DIRECTION ▸ Retype all of the entries word for word.
— start DATA SUPPLIED —
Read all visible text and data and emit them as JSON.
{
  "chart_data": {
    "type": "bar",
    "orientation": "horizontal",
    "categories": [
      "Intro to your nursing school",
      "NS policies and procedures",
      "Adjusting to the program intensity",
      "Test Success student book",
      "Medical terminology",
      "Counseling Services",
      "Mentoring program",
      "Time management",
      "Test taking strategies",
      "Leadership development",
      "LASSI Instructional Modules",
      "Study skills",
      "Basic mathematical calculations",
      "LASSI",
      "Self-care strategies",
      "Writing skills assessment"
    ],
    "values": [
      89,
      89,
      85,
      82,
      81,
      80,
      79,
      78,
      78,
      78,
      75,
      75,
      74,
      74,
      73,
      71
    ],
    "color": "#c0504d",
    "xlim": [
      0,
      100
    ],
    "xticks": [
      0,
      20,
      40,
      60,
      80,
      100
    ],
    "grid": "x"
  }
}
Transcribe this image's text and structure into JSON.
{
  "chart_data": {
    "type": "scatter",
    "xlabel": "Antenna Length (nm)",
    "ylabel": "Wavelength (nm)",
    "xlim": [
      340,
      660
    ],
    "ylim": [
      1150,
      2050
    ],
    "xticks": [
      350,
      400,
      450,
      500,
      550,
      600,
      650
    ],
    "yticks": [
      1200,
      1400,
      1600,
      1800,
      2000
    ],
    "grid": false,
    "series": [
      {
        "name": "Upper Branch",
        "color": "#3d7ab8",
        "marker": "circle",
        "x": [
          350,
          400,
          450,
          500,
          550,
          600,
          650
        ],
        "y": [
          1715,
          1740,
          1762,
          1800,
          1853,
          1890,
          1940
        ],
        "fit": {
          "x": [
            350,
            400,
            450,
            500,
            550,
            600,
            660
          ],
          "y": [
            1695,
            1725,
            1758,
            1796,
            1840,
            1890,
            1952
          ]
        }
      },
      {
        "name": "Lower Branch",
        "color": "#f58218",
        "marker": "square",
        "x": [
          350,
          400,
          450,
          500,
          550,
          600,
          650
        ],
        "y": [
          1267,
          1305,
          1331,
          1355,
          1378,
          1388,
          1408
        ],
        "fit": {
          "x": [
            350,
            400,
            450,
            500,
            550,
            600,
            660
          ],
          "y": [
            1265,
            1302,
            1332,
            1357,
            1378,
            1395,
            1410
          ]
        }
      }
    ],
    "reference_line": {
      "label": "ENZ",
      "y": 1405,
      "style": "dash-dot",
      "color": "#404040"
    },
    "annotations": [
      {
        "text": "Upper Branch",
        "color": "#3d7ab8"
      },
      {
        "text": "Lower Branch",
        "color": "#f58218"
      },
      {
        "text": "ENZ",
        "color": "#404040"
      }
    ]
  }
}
— end DATA SUPPLIED —
OUTPUT OF THE EXERCISE ▸
Read all visible text and data and emit them as JSON.
{
  "chart_data": {
    "type": "bar",
    "orientation": "horizontal",
    "categories": [
      "Intro to your nursing school",
      "NS policies and procedures",
      "Adjusting to the program intensity",
      "Test Success student book",
      "Medical terminology",
      "Counseling Services",
      "Mentoring program",
      "Time management",
      "Test taking strategies",
      "Leadership development",
      "LASSI Instructional Modules",
      "Study skills",
      "Basic mathematical calculations",
      "LASSI",
      "Self-care strategies",
      "Writing skills assessment"
    ],
    "values": [
      89,
      89,
      85,
      82,
      81,
      80,
      79,
      78,
      78,
      78,
      75,
      75,
      74,
      74,
      73,
      71
    ],
    "color": "#c0504d",
    "xlim": [
      0,
      100
    ],
    "xticks": [
      0,
      20,
      40,
      60,
      80,
      100
    ],
    "grid": "x"
  }
}
Transcribe this image's text and structure into JSON.
{
  "chart_data": {
    "type": "scatter",
    "xlabel": "Antenna Length (nm)",
    "ylabel": "Wavelength (nm)",
    "xlim": [
      340,
      660
    ],
    "ylim": [
      1150,
      2050
    ],
    "xticks": [
      350,
      400,
      450,
      500,
      550,
      600,
      650
    ],
    "yticks": [
      1200,
      1400,
      1600,
      1800,
      2000
    ],
    "grid": false,
    "series": [
      {
        "name": "Upper Branch",
        "color": "#3d7ab8",
        "marker": "circle",
        "x": [
          350,
          400,
          450,
          500,
          550,
          600,
          650
        ],
        "y": [
          1715,
          1740,
          1762,
          1800,
          1853,
          1890,
          1940
        ],
        "fit": {
          "x": [
            350,
            400,
            450,
            500,
            550,
            600,
            660
          ],
          "y": [
            1695,
            1725,
            1758,
            1796,
            1840,
            1890,
            1952
          ]
        }
      },
      {
        "name": "Lower Branch",
        "color": "#f58218",
        "marker": "square",
        "x": [
          350,
          400,
          450,
          500,
          550,
          600,
          650
        ],
        "y": [
          1267,
          1305,
          1331,
          1355,
          1378,
          1388,
          1408
        ],
        "fit": {
          "x": [
            350,
            400,
            450,
            500,
            550,
            600,
            660
          ],
          "y": [
            1265,
            1302,
            1332,
            1357,
            1378,
            1395,
            1410
          ]
        }
      }
    ],
    "reference_line": {
      "label": "ENZ",
      "y": 1405,
      "style": "dash-dot",
      "color": "#404040"
    },
    "annotations": [
      {
        "text": "Upper Branch",
        "color": "#3d7ab8"
      },
      {
        "text": "Lower Branch",
        "color": "#f58218"
      },
      {
        "text": "ENZ",
        "color": "#404040"
      }
    ]
  }
}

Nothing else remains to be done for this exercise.